Dataset items:
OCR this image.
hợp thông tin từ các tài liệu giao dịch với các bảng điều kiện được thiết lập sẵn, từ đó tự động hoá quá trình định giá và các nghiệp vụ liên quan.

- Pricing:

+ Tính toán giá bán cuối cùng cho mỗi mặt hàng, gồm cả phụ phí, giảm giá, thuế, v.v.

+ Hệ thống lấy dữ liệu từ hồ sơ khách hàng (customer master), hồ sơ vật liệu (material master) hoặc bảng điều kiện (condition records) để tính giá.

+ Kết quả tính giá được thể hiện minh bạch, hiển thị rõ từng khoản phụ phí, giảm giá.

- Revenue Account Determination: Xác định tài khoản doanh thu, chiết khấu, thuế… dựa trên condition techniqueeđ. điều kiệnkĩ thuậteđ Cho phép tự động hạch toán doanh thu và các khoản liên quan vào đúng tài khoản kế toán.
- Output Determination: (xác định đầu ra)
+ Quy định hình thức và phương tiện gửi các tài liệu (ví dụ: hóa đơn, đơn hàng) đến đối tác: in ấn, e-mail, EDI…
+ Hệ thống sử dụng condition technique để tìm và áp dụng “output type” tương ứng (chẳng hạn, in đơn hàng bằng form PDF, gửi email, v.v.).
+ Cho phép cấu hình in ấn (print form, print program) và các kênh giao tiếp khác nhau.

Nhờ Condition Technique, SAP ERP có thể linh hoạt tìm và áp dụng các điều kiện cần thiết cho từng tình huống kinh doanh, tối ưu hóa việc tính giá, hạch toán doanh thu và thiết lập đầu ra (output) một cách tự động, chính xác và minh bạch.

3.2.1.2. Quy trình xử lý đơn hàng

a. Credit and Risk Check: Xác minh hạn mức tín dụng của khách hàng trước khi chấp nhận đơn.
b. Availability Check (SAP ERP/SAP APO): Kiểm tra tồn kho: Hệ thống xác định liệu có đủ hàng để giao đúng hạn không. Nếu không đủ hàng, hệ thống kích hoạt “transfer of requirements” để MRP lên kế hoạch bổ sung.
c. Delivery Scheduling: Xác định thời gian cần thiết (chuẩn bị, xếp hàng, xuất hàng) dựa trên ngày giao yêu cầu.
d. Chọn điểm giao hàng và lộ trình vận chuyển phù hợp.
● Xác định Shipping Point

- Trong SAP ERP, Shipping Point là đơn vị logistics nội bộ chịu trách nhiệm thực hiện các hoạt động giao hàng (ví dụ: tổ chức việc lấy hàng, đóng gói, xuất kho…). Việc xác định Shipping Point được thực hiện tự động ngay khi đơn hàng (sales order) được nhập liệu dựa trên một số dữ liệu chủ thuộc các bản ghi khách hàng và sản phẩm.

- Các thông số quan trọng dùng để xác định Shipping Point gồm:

BRIEF: Using the exact wording, write out all of the records.

RESPONSE TO THE EXERCISE:
OCR this image.
hợp thông tin từ các tài liệu giao dịch với các bảng điều kiện được thiết lập sẵn, từ đó tự động hoá quá trình định giá và các nghiệp vụ liên quan.

- Pricing:

+ Tính toán giá bán cuối cùng cho mỗi mặt hàng, gồm cả phụ phí, giảm giá, thuế, v.v.

+ Hệ thống lấy dữ liệu từ hồ sơ khách hàng (customer master), hồ sơ vật liệu (material master) hoặc bảng điều kiện (condition records) để tính giá.

+ Kết quả tính giá được thể hiện minh bạch, hiển thị rõ từng khoản phụ phí, giảm giá.

- Revenue Account Determination: Xác định tài khoản doanh thu, chiết khấu, thuế… dựa trên condition techniqueeđ. điều kiệnkĩ thuậteđ Cho phép tự động hạch toán doanh thu và các khoản liên quan vào đúng tài khoản kế toán.
- Output Determination: (xác định đầu ra)
+ Quy định hình thức và phương tiện gửi các tài liệu (ví dụ: hóa đơn, đơn hàng) đến đối tác: in ấn, e-mail, EDI…
+ Hệ thống sử dụng condition technique để tìm và áp dụng “output type” tương ứng (chẳng hạn, in đơn hàng bằng form PDF, gửi email, v.v.).
+ Cho phép cấu hình in ấn (print form, print program) và các kênh giao tiếp khác nhau.

Nhờ Condition Technique, SAP ERP có thể linh hoạt tìm và áp dụng các điều kiện cần thiết cho từng tình huống kinh doanh, tối ưu hóa việc tính giá, hạch toán doanh thu và thiết lập đầu ra (output) một cách tự động, chính xác và minh bạch.

3.2.1.2. Quy trình xử lý đơn hàng

a. Credit and Risk Check: Xác minh hạn mức tín dụng của khách hàng trước khi chấp nhận đơn.
b. Availability Check (SAP ERP/SAP APO): Kiểm tra tồn kho: Hệ thống xác định liệu có đủ hàng để giao đúng hạn không. Nếu không đủ hàng, hệ thống kích hoạt “transfer of requirements” để MRP lên kế hoạch bổ sung.
c. Delivery Scheduling: Xác định thời gian cần thiết (chuẩn bị, xếp hàng, xuất hàng) dựa trên ngày giao yêu cầu.
d. Chọn điểm giao hàng và lộ trình vận chuyển phù hợp.
● Xác định Shipping Point

- Trong SAP ERP, Shipping Point là đơn vị logistics nội bộ chịu trách nhiệm thực hiện các hoạt động giao hàng (ví dụ: tổ chức việc lấy hàng, đóng gói, xuất kho…). Việc xác định Shipping Point được thực hiện tự động ngay khi đơn hàng (sales order) được nhập liệu dựa trên một số dữ liệu chủ thuộc các bản ghi khách hàng và sản phẩm.

- Các thông số quan trọng dùng để xác định Shipping Point gồm:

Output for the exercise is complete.